• **MATERIAL PROVIDED**

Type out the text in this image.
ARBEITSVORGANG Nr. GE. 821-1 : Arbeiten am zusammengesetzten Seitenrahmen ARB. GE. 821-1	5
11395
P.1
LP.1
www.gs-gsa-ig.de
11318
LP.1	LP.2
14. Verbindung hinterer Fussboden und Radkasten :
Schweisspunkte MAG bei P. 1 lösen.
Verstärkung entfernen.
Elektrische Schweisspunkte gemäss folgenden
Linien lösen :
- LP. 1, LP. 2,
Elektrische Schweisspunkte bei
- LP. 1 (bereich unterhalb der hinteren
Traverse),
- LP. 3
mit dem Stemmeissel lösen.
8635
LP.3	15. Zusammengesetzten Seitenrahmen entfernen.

--

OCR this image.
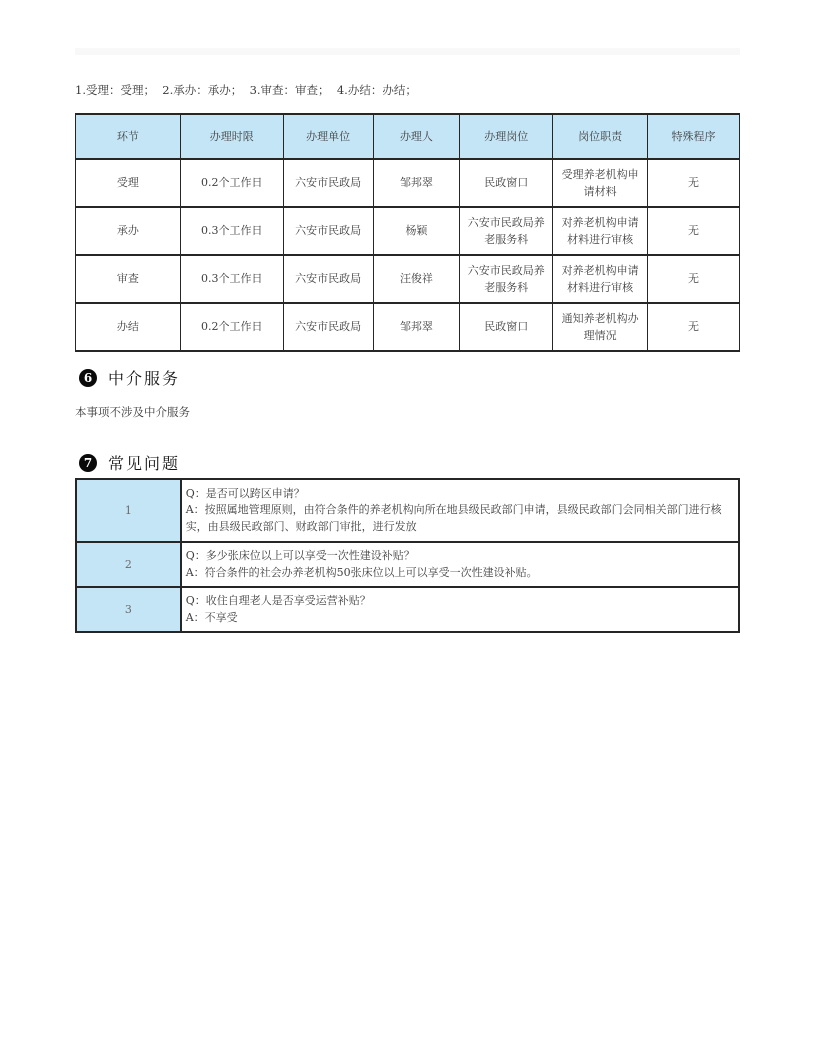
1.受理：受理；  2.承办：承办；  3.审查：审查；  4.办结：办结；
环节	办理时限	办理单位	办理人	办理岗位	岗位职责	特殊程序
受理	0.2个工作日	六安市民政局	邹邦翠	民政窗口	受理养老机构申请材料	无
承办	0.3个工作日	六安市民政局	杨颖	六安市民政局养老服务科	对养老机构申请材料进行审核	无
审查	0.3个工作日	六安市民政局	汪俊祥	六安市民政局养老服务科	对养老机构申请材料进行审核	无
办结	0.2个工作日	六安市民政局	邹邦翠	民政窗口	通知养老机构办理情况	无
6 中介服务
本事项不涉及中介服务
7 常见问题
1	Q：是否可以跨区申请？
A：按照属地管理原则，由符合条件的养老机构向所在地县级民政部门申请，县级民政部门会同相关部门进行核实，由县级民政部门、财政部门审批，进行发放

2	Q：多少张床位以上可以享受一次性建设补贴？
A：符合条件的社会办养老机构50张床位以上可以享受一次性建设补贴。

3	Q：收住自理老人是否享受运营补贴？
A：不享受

--

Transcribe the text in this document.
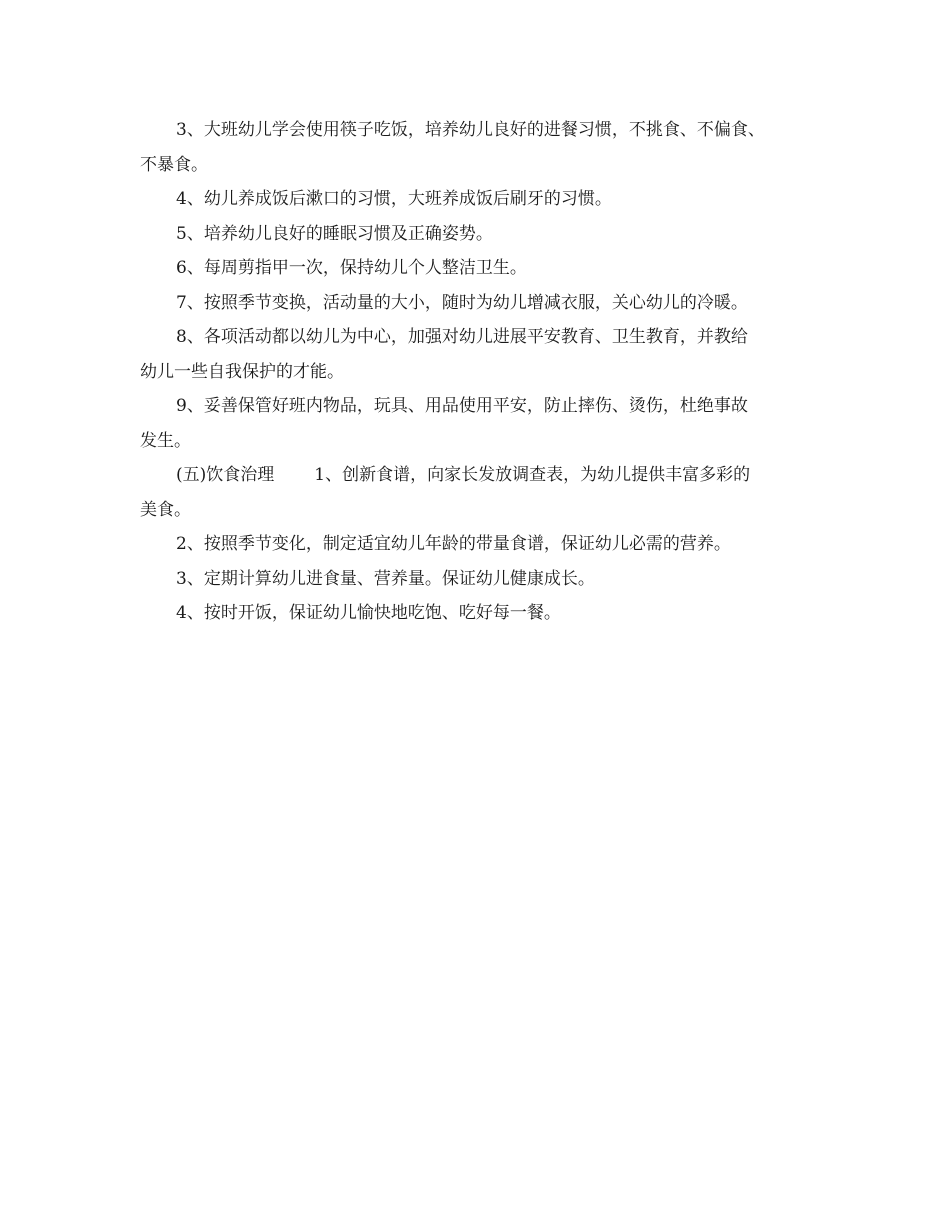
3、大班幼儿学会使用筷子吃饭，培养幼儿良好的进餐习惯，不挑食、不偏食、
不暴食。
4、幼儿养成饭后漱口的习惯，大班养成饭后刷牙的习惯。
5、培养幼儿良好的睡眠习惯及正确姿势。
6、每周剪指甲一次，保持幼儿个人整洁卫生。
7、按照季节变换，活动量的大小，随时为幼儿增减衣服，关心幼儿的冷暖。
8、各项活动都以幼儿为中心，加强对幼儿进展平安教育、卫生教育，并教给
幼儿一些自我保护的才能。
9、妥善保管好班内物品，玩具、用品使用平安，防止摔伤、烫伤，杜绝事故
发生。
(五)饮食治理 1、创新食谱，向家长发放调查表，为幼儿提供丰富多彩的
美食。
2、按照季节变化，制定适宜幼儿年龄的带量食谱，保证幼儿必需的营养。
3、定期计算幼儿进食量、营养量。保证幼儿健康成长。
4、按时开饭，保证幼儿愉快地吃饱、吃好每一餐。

• **REQUIRED TASK**
Return every line holding the word "image" from the records.

• **FINISHED EXERCISE**
Type out the text in this image.
OCR this image.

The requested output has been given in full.